Layout records:

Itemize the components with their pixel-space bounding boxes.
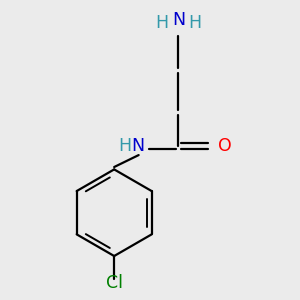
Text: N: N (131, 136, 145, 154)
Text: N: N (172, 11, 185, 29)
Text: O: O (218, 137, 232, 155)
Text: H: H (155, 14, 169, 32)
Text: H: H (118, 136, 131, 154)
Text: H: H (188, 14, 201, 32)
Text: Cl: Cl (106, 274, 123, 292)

--

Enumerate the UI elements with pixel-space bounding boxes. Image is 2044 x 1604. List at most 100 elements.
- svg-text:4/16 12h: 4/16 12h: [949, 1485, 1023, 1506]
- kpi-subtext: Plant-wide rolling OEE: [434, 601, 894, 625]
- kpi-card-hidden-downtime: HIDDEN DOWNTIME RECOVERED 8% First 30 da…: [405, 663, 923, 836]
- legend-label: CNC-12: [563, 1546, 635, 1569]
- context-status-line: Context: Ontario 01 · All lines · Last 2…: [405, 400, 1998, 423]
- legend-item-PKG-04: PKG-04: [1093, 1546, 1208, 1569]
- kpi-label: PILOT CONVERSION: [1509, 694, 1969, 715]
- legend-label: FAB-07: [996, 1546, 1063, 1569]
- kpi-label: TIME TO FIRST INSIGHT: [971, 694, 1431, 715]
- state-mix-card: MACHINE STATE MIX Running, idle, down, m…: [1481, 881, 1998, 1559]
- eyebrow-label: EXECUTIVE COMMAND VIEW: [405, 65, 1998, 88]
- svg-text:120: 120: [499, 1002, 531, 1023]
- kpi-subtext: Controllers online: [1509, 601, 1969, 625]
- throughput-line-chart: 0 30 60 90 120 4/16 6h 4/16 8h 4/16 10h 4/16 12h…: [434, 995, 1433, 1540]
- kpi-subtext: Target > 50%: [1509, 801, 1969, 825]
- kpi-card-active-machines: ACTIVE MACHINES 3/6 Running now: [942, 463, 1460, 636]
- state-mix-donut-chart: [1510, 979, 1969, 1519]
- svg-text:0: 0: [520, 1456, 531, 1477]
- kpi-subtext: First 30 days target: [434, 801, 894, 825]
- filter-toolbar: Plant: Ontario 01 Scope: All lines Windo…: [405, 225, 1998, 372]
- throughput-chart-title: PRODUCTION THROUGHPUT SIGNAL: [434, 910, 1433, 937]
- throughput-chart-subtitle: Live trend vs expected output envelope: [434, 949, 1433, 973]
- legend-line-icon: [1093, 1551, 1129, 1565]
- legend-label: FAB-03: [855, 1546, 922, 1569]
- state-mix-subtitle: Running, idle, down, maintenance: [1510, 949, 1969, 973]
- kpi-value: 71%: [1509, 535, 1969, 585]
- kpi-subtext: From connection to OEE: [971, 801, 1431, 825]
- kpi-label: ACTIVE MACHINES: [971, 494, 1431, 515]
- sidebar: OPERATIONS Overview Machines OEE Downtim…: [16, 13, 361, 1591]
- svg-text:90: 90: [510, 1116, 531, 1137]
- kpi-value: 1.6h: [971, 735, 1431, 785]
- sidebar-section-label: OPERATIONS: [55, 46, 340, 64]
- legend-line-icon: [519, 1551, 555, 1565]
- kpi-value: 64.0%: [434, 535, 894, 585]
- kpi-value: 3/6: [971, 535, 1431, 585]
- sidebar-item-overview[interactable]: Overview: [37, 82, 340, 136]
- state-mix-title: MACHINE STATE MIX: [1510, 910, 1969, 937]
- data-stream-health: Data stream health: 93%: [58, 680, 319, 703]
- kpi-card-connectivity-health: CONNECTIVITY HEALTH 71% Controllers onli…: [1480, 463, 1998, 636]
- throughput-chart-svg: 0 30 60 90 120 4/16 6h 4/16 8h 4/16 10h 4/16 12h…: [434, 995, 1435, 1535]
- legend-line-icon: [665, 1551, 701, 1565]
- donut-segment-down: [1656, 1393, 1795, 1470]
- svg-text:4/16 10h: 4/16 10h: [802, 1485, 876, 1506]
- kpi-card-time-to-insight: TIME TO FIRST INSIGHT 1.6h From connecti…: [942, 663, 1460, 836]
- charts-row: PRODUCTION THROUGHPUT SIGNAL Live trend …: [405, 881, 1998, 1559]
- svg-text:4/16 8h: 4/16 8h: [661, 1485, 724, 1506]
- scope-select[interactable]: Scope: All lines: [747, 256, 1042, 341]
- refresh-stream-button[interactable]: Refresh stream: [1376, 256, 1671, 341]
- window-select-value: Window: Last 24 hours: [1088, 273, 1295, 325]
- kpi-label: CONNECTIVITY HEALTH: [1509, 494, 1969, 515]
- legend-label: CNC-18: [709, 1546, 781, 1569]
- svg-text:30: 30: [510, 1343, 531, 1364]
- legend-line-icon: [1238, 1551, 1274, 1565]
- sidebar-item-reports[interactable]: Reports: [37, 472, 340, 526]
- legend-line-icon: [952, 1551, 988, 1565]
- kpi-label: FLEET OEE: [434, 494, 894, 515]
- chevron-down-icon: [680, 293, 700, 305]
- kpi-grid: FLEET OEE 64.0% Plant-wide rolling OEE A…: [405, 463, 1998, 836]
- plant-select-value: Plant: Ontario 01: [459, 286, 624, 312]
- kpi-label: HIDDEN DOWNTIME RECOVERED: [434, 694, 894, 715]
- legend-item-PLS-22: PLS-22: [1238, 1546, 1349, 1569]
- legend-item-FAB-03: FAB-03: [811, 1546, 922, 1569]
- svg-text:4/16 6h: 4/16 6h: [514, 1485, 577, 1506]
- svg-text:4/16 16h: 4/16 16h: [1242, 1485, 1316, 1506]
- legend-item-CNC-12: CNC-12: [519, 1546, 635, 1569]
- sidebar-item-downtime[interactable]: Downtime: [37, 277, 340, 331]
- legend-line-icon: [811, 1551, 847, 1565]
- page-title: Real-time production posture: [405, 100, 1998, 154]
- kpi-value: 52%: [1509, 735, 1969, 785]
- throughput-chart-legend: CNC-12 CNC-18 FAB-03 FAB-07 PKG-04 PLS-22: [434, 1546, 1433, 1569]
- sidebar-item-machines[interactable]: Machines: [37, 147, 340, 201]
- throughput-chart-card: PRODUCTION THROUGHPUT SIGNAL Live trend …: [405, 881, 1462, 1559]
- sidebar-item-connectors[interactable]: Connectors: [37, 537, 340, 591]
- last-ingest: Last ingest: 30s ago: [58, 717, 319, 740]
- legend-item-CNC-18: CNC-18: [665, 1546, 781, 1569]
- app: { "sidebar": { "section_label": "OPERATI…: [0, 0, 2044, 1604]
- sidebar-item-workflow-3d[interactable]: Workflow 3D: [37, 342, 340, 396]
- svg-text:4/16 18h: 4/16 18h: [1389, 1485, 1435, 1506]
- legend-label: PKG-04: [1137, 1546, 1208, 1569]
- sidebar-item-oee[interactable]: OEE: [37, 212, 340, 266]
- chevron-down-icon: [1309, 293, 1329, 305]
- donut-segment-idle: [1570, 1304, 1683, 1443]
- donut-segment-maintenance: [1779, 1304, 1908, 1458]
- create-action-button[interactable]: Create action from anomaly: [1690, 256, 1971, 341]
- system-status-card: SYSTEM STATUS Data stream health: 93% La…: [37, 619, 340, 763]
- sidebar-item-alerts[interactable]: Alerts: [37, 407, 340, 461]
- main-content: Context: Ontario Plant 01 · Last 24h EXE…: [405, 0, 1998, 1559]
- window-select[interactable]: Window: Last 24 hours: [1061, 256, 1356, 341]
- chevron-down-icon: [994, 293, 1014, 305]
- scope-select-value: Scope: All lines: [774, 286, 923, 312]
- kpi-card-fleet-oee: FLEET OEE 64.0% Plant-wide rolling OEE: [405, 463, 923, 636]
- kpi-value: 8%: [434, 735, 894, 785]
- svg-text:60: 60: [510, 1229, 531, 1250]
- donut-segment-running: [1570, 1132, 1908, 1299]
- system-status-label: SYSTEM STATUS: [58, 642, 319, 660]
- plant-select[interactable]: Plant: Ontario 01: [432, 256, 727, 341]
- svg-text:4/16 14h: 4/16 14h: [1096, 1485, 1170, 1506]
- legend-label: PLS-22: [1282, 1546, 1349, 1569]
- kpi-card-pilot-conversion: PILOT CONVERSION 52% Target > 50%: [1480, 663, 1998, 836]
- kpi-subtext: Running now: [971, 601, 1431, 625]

...

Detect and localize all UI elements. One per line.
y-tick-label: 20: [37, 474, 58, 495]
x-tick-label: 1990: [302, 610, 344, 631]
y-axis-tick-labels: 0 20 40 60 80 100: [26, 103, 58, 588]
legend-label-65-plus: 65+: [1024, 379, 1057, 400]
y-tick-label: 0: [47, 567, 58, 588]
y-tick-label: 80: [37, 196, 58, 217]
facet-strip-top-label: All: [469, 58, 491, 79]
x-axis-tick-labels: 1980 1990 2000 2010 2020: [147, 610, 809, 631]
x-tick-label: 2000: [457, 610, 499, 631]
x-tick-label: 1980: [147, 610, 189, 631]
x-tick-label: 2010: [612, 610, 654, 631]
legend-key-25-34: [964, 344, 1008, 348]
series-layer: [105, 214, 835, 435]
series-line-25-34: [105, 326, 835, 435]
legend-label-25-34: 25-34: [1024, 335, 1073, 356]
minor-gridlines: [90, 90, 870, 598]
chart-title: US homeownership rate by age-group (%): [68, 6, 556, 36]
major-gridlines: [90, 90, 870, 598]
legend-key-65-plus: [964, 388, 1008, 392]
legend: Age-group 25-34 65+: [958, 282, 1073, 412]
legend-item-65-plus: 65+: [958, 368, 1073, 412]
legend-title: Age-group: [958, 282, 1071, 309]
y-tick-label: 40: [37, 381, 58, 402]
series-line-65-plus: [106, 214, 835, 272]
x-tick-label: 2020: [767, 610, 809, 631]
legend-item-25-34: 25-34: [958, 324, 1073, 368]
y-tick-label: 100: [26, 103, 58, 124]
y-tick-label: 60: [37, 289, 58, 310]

EXERCISE DETAILS: Count the lines of the records that contain the string "SIGNAL", treating case as significant, and give only the number.

SOLUTION TO THIS TASK: 3